The exercise =
Exactly as given, repeat all of the entries.

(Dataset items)
* START *

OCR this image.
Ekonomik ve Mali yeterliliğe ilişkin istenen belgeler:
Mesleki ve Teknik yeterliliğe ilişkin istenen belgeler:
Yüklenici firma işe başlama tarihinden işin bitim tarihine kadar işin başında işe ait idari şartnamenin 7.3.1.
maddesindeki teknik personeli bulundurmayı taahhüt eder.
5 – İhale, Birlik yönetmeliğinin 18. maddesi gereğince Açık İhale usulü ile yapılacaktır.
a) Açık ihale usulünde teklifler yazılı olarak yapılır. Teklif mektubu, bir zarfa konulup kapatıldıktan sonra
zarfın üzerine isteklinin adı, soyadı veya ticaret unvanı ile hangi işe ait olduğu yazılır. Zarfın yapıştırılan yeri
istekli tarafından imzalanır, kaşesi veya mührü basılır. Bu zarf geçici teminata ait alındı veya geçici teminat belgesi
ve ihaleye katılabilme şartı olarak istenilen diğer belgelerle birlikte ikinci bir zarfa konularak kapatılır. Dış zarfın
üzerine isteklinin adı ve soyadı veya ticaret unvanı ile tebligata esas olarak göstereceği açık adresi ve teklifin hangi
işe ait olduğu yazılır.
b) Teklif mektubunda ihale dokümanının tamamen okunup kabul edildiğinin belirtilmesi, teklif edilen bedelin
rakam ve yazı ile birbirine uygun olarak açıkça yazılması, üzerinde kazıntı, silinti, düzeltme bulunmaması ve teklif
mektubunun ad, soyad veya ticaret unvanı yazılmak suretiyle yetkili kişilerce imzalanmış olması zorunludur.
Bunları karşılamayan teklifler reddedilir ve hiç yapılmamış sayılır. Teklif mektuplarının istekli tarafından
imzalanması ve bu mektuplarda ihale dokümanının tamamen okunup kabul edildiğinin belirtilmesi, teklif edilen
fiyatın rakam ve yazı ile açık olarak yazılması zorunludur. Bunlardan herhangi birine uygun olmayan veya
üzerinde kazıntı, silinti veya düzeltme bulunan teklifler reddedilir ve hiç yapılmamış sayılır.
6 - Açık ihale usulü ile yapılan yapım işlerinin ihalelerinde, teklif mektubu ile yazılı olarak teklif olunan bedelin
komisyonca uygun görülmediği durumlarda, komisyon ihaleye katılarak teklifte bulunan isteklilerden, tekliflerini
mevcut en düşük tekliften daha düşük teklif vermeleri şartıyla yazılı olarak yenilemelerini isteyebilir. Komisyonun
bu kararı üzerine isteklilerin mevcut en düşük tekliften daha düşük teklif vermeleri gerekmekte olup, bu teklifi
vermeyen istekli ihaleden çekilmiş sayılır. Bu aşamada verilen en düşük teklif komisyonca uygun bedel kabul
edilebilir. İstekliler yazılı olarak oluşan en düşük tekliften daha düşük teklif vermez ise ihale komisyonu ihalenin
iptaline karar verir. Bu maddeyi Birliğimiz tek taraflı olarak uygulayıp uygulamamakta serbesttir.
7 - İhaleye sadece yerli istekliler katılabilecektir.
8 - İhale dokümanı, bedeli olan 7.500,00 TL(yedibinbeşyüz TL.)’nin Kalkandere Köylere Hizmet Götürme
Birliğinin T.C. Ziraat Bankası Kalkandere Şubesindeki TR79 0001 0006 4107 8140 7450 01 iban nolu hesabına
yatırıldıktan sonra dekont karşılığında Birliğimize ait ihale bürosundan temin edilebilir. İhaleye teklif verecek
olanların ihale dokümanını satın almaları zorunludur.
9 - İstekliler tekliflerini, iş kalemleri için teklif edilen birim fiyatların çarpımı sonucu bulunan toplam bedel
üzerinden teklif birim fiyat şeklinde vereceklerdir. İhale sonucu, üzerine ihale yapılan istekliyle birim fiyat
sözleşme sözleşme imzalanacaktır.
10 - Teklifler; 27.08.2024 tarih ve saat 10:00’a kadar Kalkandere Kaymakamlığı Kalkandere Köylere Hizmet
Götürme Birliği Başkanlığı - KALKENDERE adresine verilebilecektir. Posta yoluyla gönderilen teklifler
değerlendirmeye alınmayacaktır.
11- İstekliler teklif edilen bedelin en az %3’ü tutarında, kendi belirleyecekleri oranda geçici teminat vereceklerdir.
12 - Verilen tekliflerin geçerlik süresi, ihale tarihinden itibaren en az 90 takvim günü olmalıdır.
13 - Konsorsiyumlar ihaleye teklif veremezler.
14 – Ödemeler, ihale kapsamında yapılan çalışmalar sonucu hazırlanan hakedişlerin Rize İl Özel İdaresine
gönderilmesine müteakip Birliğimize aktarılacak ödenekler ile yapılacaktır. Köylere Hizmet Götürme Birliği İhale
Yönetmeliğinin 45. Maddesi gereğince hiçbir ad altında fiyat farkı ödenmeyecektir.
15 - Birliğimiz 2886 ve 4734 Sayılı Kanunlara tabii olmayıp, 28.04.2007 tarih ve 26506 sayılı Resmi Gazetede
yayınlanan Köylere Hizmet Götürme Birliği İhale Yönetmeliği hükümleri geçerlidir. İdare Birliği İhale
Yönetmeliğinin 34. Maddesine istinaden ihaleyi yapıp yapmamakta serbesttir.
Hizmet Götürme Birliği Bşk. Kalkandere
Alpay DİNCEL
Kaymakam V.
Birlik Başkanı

* END *

Response to the exercise =
OCR this image.
Ekonomik ve Mali yeterliliğe ilişkin istenen belgeler:
Mesleki ve Teknik yeterliliğe ilişkin istenen belgeler:
Yüklenici firma işe başlama tarihinden işin bitim tarihine kadar işin başında işe ait idari şartnamenin 7.3.1.
maddesindeki teknik personeli bulundurmayı taahhüt eder.
5 – İhale, Birlik yönetmeliğinin 18. maddesi gereğince Açık İhale usulü ile yapılacaktır.
a) Açık ihale usulünde teklifler yazılı olarak yapılır. Teklif mektubu, bir zarfa konulup kapatıldıktan sonra
zarfın üzerine isteklinin adı, soyadı veya ticaret unvanı ile hangi işe ait olduğu yazılır. Zarfın yapıştırılan yeri
istekli tarafından imzalanır, kaşesi veya mührü basılır. Bu zarf geçici teminata ait alındı veya geçici teminat belgesi
ve ihaleye katılabilme şartı olarak istenilen diğer belgelerle birlikte ikinci bir zarfa konularak kapatılır. Dış zarfın
üzerine isteklinin adı ve soyadı veya ticaret unvanı ile tebligata esas olarak göstereceği açık adresi ve teklifin hangi
işe ait olduğu yazılır.
b) Teklif mektubunda ihale dokümanının tamamen okunup kabul edildiğinin belirtilmesi, teklif edilen bedelin
rakam ve yazı ile birbirine uygun olarak açıkça yazılması, üzerinde kazıntı, silinti, düzeltme bulunmaması ve teklif
mektubunun ad, soyad veya ticaret unvanı yazılmak suretiyle yetkili kişilerce imzalanmış olması zorunludur.
Bunları karşılamayan teklifler reddedilir ve hiç yapılmamış sayılır. Teklif mektuplarının istekli tarafından
imzalanması ve bu mektuplarda ihale dokümanının tamamen okunup kabul edildiğinin belirtilmesi, teklif edilen
fiyatın rakam ve yazı ile açık olarak yazılması zorunludur. Bunlardan herhangi birine uygun olmayan veya
üzerinde kazıntı, silinti veya düzeltme bulunan teklifler reddedilir ve hiç yapılmamış sayılır.
6 - Açık ihale usulü ile yapılan yapım işlerinin ihalelerinde, teklif mektubu ile yazılı olarak teklif olunan bedelin
komisyonca uygun görülmediği durumlarda, komisyon ihaleye katılarak teklifte bulunan isteklilerden, tekliflerini
mevcut en düşük tekliften daha düşük teklif vermeleri şartıyla yazılı olarak yenilemelerini isteyebilir. Komisyonun
bu kararı üzerine isteklilerin mevcut en düşük tekliften daha düşük teklif vermeleri gerekmekte olup, bu teklifi
vermeyen istekli ihaleden çekilmiş sayılır. Bu aşamada verilen en düşük teklif komisyonca uygun bedel kabul
edilebilir. İstekliler yazılı olarak oluşan en düşük tekliften daha düşük teklif vermez ise ihale komisyonu ihalenin
iptaline karar verir. Bu maddeyi Birliğimiz tek taraflı olarak uygulayıp uygulamamakta serbesttir.
7 - İhaleye sadece yerli istekliler katılabilecektir.
8 - İhale dokümanı, bedeli olan 7.500,00 TL(yedibinbeşyüz TL.)’nin Kalkandere Köylere Hizmet Götürme
Birliğinin T.C. Ziraat Bankası Kalkandere Şubesindeki TR79 0001 0006 4107 8140 7450 01 iban nolu hesabına
yatırıldıktan sonra dekont karşılığında Birliğimize ait ihale bürosundan temin edilebilir. İhaleye teklif verecek
olanların ihale dokümanını satın almaları zorunludur.
9 - İstekliler tekliflerini, iş kalemleri için teklif edilen birim fiyatların çarpımı sonucu bulunan toplam bedel
üzerinden teklif birim fiyat şeklinde vereceklerdir. İhale sonucu, üzerine ihale yapılan istekliyle birim fiyat
sözleşme sözleşme imzalanacaktır.
10 - Teklifler; 27.08.2024 tarih ve saat 10:00’a kadar Kalkandere Kaymakamlığı Kalkandere Köylere Hizmet
Götürme Birliği Başkanlığı - KALKENDERE adresine verilebilecektir. Posta yoluyla gönderilen teklifler
değerlendirmeye alınmayacaktır.
11- İstekliler teklif edilen bedelin en az %3’ü tutarında, kendi belirleyecekleri oranda geçici teminat vereceklerdir.
12 - Verilen tekliflerin geçerlik süresi, ihale tarihinden itibaren en az 90 takvim günü olmalıdır.
13 - Konsorsiyumlar ihaleye teklif veremezler.
14 – Ödemeler, ihale kapsamında yapılan çalışmalar sonucu hazırlanan hakedişlerin Rize İl Özel İdaresine
gönderilmesine müteakip Birliğimize aktarılacak ödenekler ile yapılacaktır. Köylere Hizmet Götürme Birliği İhale
Yönetmeliğinin 45. Maddesi gereğince hiçbir ad altında fiyat farkı ödenmeyecektir.
15 - Birliğimiz 2886 ve 4734 Sayılı Kanunlara tabii olmayıp, 28.04.2007 tarih ve 26506 sayılı Resmi Gazetede
yayınlanan Köylere Hizmet Götürme Birliği İhale Yönetmeliği hükümleri geçerlidir. İdare Birliği İhale
Yönetmeliğinin 34. Maddesine istinaden ihaleyi yapıp yapmamakta serbesttir.
Hizmet Götürme Birliği Bşk. Kalkandere
Alpay DİNCEL
Kaymakam V.
Birlik Başkanı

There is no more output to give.